DATA SUPPLIED:
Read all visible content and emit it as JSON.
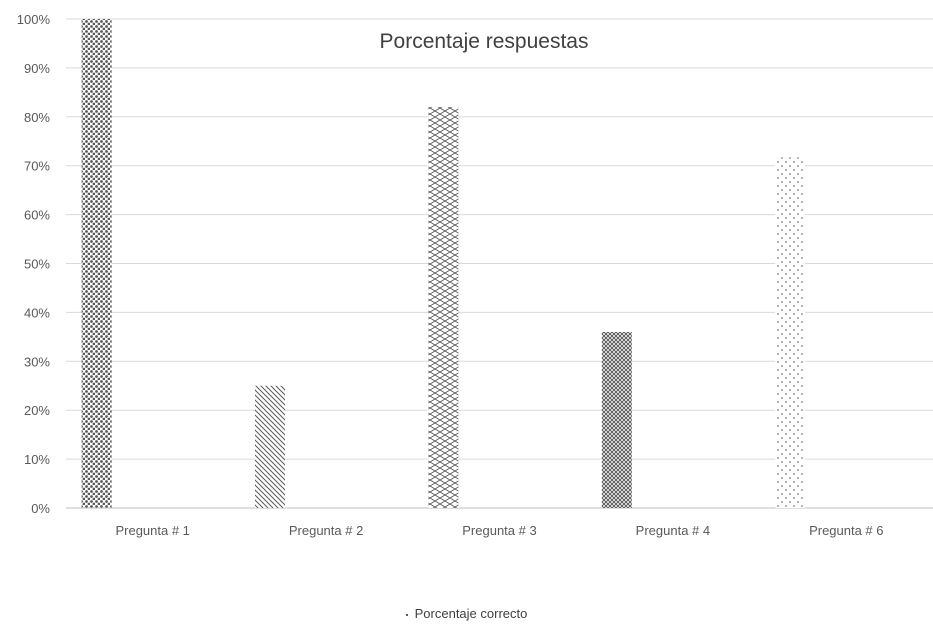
{
  "chart_data": {
    "type": "bar",
    "title": "Porcentaje respuestas",
    "xlabel": "",
    "ylabel": "",
    "categories": [
      "Pregunta # 1",
      "Pregunta # 2",
      "Pregunta # 3",
      "Pregunta # 4",
      "Pregunta # 6"
    ],
    "series": [
      {
        "name": "Porcentaje correcto",
        "values": [
          1.0,
          0.25,
          0.82,
          0.36,
          0.72
        ],
        "patterns": [
          "large-dots",
          "diagonal-stripes",
          "zigzag-weave",
          "crosshatch",
          "small-dots"
        ]
      }
    ],
    "ylim": [
      0,
      1
    ],
    "yticks": [
      0,
      0.1,
      0.2,
      0.3,
      0.4,
      0.5,
      0.6,
      0.7,
      0.8,
      0.9,
      1.0
    ],
    "ytick_labels": [
      "0%",
      "10%",
      "20%",
      "30%",
      "40%",
      "50%",
      "60%",
      "70%",
      "80%",
      "90%",
      "100%"
    ],
    "grid": true,
    "legend_position": "bottom-center",
    "colors": {
      "bar_ink": "#595959",
      "gridline": "#d9d9d9",
      "axis_line": "#bfbfbf",
      "text": "#595959",
      "title_text": "#404040"
    }
  }
}
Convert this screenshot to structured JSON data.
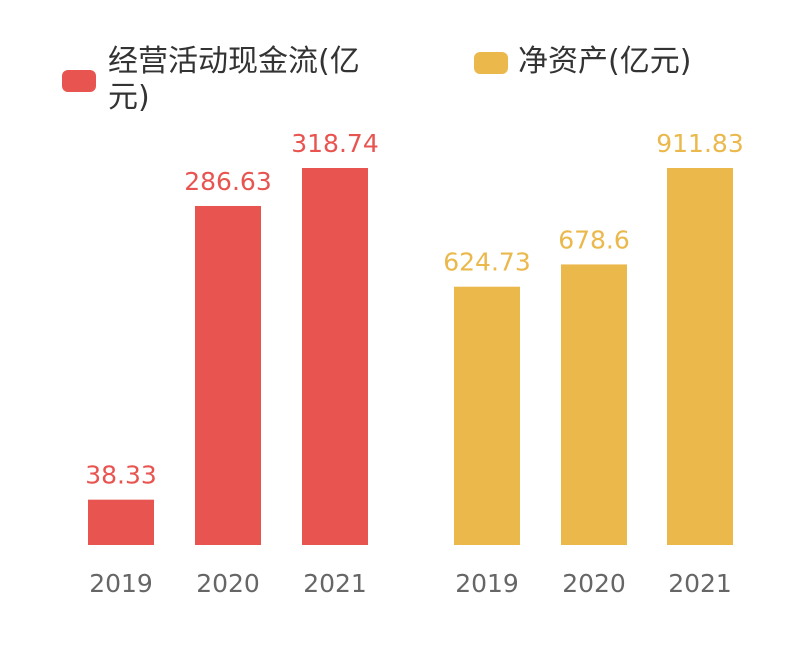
{
  "chart_data": [
    {
      "type": "bar",
      "legend": "经营活动现金流(亿元)",
      "color": "#e85450",
      "categories": [
        "2019",
        "2020",
        "2021"
      ],
      "values": [
        38.33,
        286.63,
        318.74
      ],
      "value_labels": [
        "38.33",
        "286.63",
        "318.74"
      ],
      "ylim": [
        0,
        318.74
      ]
    },
    {
      "type": "bar",
      "legend": "净资产(亿元)",
      "color": "#ebb84c",
      "categories": [
        "2019",
        "2020",
        "2021"
      ],
      "values": [
        624.73,
        678.6,
        911.83
      ],
      "value_labels": [
        "624.73",
        "678.6",
        "911.83"
      ],
      "ylim": [
        0,
        911.83
      ]
    }
  ]
}
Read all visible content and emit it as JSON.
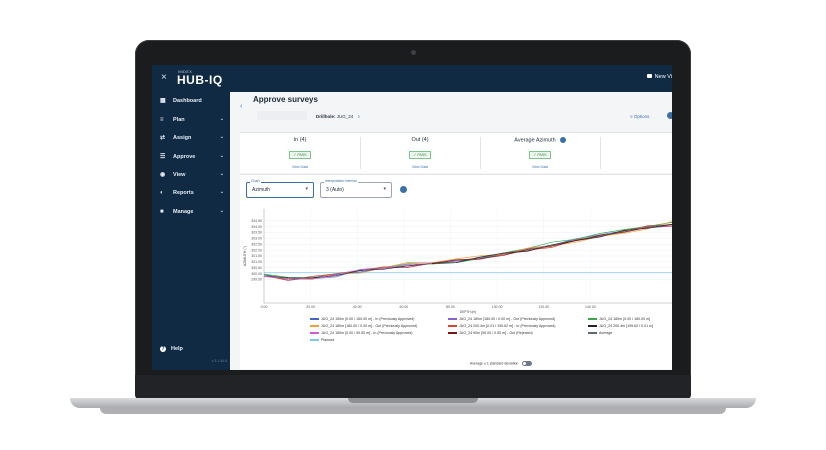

PROBLEM TO SOLVE: Restate each of the entries above word for word and skip every image.

ANSWER IN FULL:
Read all visible content and emit it as JSON.
{
  "chart_data": {
    "type": "bar",
    "title": "Porcentaje respuestas",
    "xlabel": "",
    "ylabel": "",
    "categories": [
      "Pregunta # 1",
      "Pregunta # 2",
      "Pregunta # 3",
      "Pregunta # 4",
      "Pregunta # 6"
    ],
    "series": [
      {
        "name": "Porcentaje correcto",
        "values": [
          1.0,
          0.25,
          0.82,
          0.36,
          0.72
        ],
        "patterns": [
          "large-dots",
          "diagonal-stripes",
          "zigzag-weave",
          "crosshatch",
          "small-dots"
        ]
      }
    ],
    "ylim": [
      0,
      1
    ],
    "yticks": [
      0,
      0.1,
      0.2,
      0.3,
      0.4,
      0.5,
      0.6,
      0.7,
      0.8,
      0.9,
      1.0
    ],
    "ytick_labels": [
      "0%",
      "10%",
      "20%",
      "30%",
      "40%",
      "50%",
      "60%",
      "70%",
      "80%",
      "90%",
      "100%"
    ],
    "grid": true,
    "legend_position": "bottom-center",
    "colors": {
      "bar_ink": "#595959",
      "gridline": "#d9d9d9",
      "axis_line": "#bfbfbf",
      "text": "#595959",
      "title_text": "#404040"
    }
  }
}
Convert this screenshot to structured JSON data.
{
  "chart_data": [
    {
      "type": "bar",
      "legend": "经营活动现金流(亿元)",
      "color": "#e85450",
      "categories": [
        "2019",
        "2020",
        "2021"
      ],
      "values": [
        38.33,
        286.63,
        318.74
      ],
      "value_labels": [
        "38.33",
        "286.63",
        "318.74"
      ],
      "ylim": [
        0,
        318.74
      ]
    },
    {
      "type": "bar",
      "legend": "净资产(亿元)",
      "color": "#ebb84c",
      "categories": [
        "2019",
        "2020",
        "2021"
      ],
      "values": [
        624.73,
        678.6,
        911.83
      ],
      "value_labels": [
        "624.73",
        "678.6",
        "911.83"
      ],
      "ylim": [
        0,
        911.83
      ]
    }
  ]
}
Read all visible content and emit it as JSON.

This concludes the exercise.